## What you are asked to do
Rewrite the listing, beginning at the line that contains "vip-text: 结束时间:2025-09-10 03:2" and stopping after the line that contains "close-icon[interactable] xyxy=(237,54,245,62)". Replace every "promoter-text" with "referrer-text" and leave everything else as it is.

Element and coordinate listing:
****
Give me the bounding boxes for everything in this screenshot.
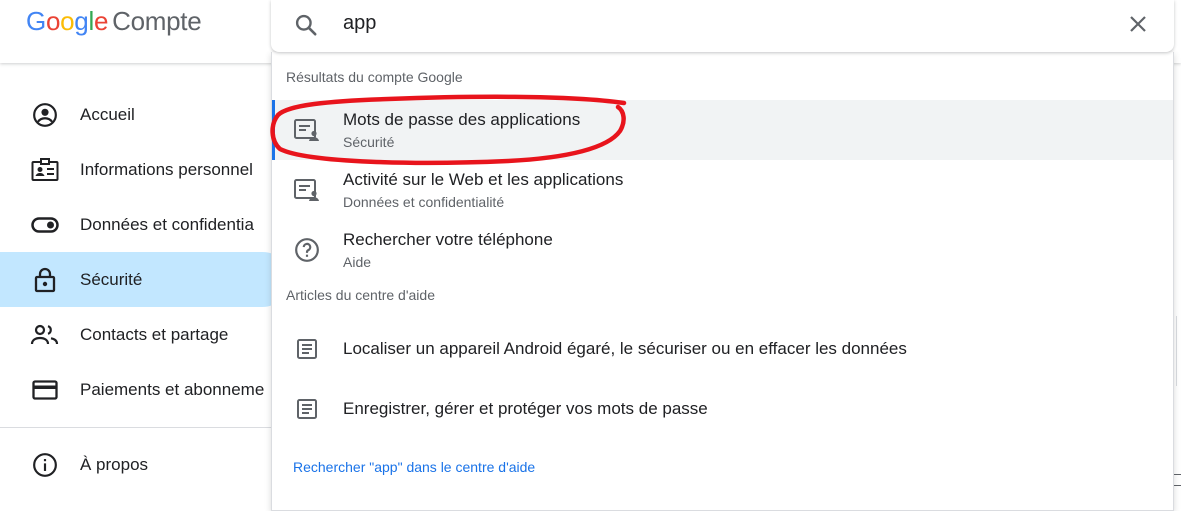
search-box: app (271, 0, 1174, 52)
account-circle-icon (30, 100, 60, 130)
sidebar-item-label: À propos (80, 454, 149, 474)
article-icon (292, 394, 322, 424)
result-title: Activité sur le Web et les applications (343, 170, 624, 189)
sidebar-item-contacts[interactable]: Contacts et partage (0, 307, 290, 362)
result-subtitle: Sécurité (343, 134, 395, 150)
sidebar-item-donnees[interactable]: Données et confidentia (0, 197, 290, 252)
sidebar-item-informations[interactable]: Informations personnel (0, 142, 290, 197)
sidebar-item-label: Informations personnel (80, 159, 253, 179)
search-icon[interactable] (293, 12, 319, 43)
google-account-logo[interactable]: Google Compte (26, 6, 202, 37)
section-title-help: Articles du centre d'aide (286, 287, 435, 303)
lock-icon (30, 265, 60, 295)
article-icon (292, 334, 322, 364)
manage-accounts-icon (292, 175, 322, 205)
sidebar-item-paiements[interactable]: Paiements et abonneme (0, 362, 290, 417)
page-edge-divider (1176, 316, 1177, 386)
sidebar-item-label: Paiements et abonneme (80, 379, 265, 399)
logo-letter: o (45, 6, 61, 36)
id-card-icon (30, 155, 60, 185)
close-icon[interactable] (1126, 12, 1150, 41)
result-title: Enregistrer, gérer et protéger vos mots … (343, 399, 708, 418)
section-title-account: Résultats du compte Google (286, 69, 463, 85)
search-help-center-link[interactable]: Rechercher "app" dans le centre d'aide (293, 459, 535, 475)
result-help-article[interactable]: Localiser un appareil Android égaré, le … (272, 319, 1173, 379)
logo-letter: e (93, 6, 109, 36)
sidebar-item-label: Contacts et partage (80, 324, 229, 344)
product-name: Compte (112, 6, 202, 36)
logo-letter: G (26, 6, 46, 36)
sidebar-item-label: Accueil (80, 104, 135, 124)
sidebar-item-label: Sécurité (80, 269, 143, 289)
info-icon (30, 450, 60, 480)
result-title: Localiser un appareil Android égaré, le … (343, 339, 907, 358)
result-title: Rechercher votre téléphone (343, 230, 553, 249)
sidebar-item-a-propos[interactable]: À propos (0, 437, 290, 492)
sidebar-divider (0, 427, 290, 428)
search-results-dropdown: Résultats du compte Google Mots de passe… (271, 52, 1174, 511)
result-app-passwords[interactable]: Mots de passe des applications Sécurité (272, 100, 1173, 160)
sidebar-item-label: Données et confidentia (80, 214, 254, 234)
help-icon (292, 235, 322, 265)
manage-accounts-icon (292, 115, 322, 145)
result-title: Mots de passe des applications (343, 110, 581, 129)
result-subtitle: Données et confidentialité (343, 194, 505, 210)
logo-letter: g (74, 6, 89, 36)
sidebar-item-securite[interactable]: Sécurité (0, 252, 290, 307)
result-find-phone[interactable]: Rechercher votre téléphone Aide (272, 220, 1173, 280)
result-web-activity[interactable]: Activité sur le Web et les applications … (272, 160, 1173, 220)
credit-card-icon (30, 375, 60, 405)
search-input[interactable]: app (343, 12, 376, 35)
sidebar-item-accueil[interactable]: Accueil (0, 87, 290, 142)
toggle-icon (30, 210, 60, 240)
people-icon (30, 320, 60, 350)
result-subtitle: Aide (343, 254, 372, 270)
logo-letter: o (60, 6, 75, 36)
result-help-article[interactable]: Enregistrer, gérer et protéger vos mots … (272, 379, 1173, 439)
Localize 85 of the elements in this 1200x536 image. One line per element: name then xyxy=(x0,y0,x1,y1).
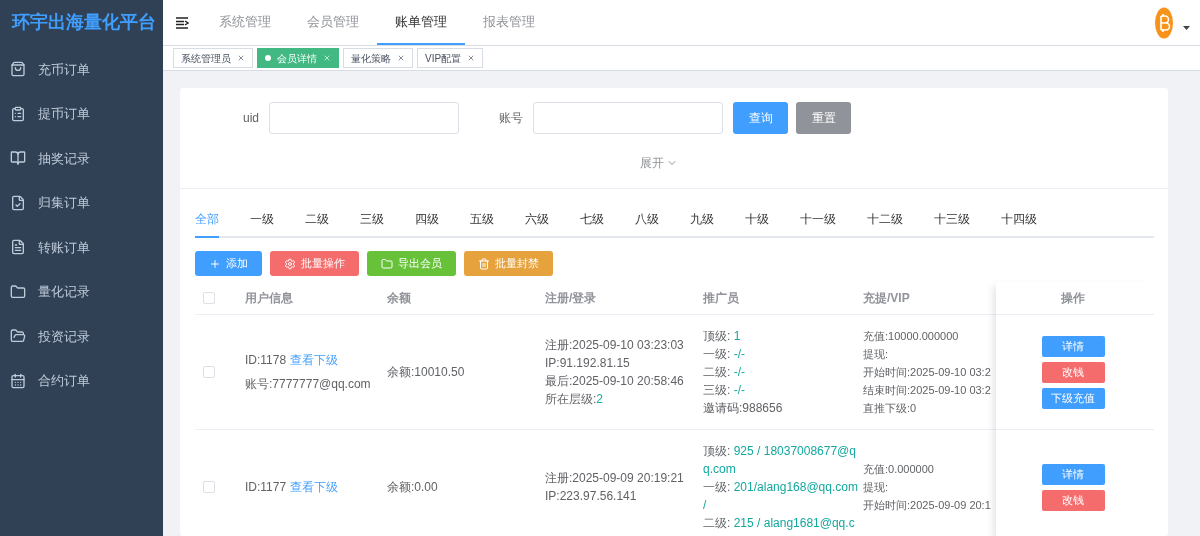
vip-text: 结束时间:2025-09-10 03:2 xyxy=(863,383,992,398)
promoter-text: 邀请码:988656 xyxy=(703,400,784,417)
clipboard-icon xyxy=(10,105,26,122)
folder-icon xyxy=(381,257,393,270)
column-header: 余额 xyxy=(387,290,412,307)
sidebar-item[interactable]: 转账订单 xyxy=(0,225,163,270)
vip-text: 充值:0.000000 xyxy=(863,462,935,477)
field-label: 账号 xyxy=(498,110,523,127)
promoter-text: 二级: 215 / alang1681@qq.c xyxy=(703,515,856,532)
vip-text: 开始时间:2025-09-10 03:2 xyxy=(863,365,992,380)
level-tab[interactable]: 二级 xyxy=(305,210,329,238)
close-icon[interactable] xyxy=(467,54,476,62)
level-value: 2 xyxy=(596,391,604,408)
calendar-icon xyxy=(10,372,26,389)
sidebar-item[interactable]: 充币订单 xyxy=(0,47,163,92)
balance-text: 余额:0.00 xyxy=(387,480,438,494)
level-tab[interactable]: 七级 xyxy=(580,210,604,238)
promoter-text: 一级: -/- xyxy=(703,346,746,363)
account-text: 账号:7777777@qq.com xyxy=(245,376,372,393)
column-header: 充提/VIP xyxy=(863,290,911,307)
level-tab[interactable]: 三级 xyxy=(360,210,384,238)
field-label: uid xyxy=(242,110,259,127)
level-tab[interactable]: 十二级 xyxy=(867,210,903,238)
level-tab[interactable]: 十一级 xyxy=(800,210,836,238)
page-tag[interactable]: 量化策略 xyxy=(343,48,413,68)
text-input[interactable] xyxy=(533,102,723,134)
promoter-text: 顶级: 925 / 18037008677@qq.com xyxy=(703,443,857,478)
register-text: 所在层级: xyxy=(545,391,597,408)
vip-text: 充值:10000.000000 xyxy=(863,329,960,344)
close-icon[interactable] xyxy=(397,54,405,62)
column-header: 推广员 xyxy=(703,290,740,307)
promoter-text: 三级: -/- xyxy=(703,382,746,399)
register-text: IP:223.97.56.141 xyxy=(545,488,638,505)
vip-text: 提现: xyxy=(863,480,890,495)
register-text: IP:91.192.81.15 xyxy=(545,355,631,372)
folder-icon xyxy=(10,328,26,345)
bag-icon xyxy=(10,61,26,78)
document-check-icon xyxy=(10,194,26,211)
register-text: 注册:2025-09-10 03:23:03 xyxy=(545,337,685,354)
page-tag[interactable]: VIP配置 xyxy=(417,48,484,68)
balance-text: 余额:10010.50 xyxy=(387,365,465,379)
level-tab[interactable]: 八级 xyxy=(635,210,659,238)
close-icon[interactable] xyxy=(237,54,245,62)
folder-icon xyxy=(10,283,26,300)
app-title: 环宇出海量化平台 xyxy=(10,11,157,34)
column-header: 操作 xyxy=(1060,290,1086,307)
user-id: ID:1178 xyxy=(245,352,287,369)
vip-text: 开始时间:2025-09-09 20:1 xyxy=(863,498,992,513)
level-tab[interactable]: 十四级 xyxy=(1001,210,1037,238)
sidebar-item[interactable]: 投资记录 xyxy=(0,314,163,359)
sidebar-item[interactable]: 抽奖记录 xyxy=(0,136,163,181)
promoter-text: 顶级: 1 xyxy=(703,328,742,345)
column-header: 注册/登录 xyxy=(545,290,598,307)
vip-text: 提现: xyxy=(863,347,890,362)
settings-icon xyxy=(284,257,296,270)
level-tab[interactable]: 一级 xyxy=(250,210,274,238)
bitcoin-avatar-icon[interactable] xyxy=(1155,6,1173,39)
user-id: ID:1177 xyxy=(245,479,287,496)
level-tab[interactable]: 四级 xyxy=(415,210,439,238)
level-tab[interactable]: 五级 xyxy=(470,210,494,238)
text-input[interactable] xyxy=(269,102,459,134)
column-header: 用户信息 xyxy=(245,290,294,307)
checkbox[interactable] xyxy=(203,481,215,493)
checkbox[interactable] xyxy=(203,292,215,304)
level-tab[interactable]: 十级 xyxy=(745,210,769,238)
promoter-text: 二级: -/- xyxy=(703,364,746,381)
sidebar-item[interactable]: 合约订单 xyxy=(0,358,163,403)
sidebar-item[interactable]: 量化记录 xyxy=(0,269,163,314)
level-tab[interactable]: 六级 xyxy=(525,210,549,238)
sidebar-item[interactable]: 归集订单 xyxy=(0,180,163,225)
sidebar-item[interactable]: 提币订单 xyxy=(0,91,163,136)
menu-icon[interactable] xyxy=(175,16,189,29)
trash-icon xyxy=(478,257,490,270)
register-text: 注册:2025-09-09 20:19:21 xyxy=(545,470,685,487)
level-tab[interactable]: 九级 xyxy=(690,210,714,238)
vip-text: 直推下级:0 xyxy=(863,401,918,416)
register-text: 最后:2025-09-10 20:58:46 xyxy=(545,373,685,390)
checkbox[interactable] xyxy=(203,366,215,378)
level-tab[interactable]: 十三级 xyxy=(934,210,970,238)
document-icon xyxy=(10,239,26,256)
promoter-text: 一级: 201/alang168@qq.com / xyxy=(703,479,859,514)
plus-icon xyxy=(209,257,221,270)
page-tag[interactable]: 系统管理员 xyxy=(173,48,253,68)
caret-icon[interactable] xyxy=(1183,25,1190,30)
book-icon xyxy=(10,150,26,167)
****
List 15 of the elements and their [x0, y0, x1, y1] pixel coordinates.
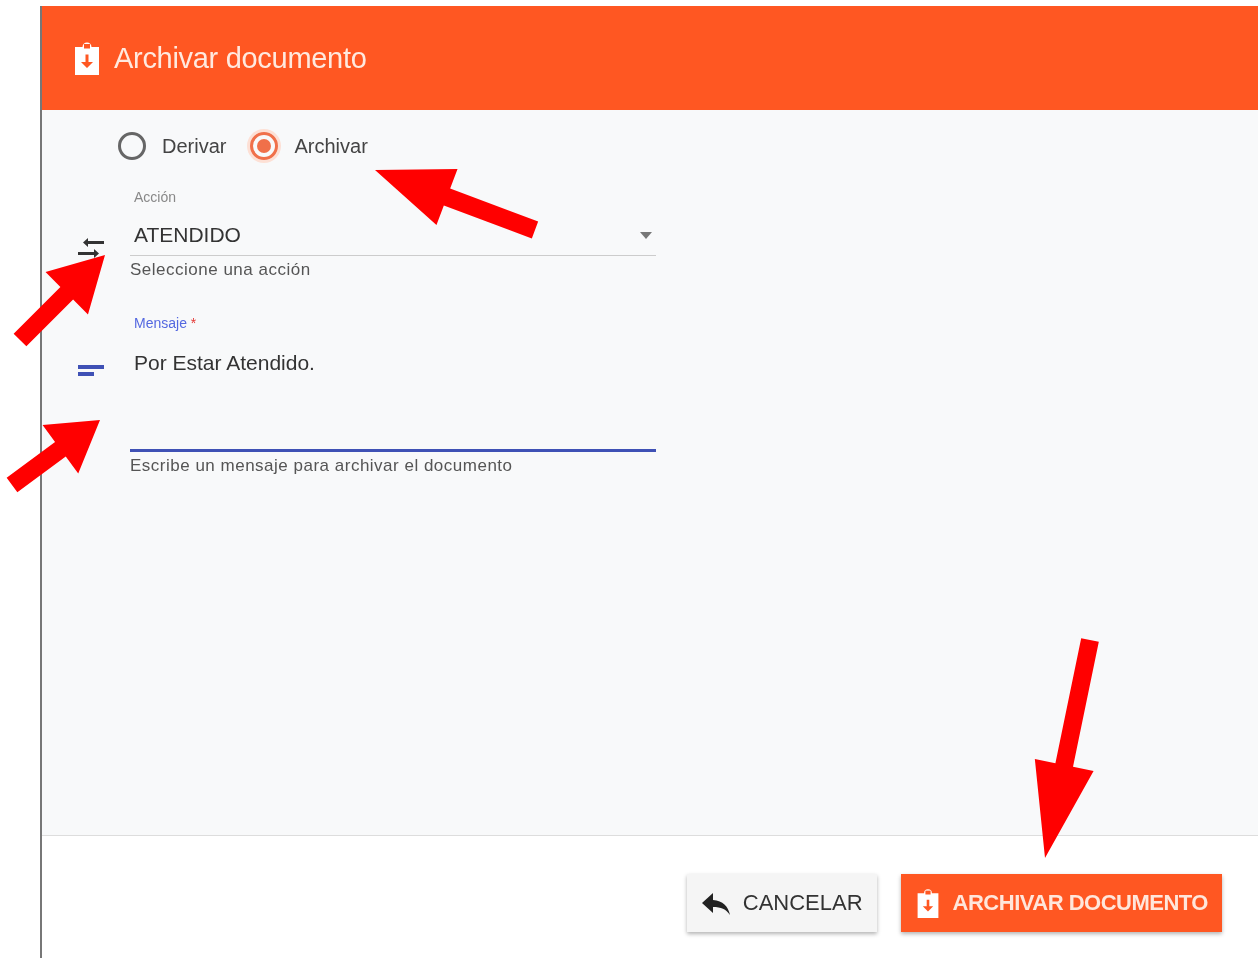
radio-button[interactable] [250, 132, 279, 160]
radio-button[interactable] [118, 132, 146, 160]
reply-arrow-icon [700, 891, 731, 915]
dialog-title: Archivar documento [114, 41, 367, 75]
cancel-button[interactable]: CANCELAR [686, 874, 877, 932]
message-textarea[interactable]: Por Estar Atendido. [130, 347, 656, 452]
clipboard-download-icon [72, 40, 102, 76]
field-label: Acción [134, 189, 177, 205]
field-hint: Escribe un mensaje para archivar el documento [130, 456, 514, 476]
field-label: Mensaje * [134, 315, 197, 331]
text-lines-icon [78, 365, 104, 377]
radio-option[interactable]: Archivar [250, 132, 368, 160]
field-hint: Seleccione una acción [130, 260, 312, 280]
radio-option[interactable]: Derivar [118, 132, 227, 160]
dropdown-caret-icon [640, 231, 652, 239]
****
## Output for this task
vip-text: 结束时间:2025-09-10 03:2 xyxy=(863,383,992,398)
referrer-text: 邀请码:988656 xyxy=(703,400,784,417)
clipboard-icon xyxy=(10,105,26,122)
folder-icon xyxy=(381,257,393,270)
column-header: 余额 xyxy=(387,290,412,307)
sidebar-item[interactable]: 转账订单 xyxy=(0,225,163,270)
vip-text: 充值:0.000000 xyxy=(863,462,935,477)
field-label: 账号 xyxy=(498,110,523,127)
referrer-text: 二级: 215 / alang1681@qq.c xyxy=(703,515,856,532)
vip-text: 开始时间:2025-09-10 03:2 xyxy=(863,365,992,380)
level-tab[interactable]: 二级 xyxy=(305,210,329,238)
close-icon[interactable] xyxy=(467,54,476,62)
level-value: 2 xyxy=(596,391,604,408)
calendar-icon xyxy=(10,372,26,389)
sidebar-item[interactable]: 充币订单 xyxy=(0,47,163,92)
balance-text: 余额:0.00 xyxy=(387,480,438,494)
level-tab[interactable]: 七级 xyxy=(580,210,604,238)
referrer-text: 一级: -/- xyxy=(703,346,746,363)
account-text: 账号:7777777@qq.com xyxy=(245,376,372,393)
column-header: 充提/VIP xyxy=(863,290,911,307)
level-tab[interactable]: 三级 xyxy=(360,210,384,238)
field-label: uid xyxy=(242,110,259,127)
level-tab[interactable]: 十二级 xyxy=(867,210,903,238)
level-tab[interactable]: 十一级 xyxy=(800,210,836,238)
page-tag[interactable]: 量化策略 xyxy=(343,48,413,68)
text-input[interactable] xyxy=(533,102,723,134)
referrer-text: 顶级: 925 / 18037008677@qq.com xyxy=(703,443,857,478)
register-text: 所在层级: xyxy=(545,391,597,408)
vip-text: 充值:10000.000000 xyxy=(863,329,960,344)
close-icon[interactable] xyxy=(397,54,405,62)
column-header: 推广员 xyxy=(703,290,740,307)
referrer-text: 三级: -/- xyxy=(703,382,746,399)
register-text: IP:223.97.56.141 xyxy=(545,488,638,505)
vip-text: 提现: xyxy=(863,480,890,495)
register-text: IP:91.192.81.15 xyxy=(545,355,631,372)
folder-icon xyxy=(10,328,26,345)
bag-icon xyxy=(10,61,26,78)
document-check-icon xyxy=(10,194,26,211)
register-text: 注册:2025-09-10 03:23:03 xyxy=(545,337,685,354)
page-tag[interactable]: VIP配置 xyxy=(417,48,484,68)
balance-text: 余额:10010.50 xyxy=(387,365,465,379)
level-tab[interactable]: 八级 xyxy=(635,210,659,238)
close-icon[interactable] xyxy=(237,54,245,62)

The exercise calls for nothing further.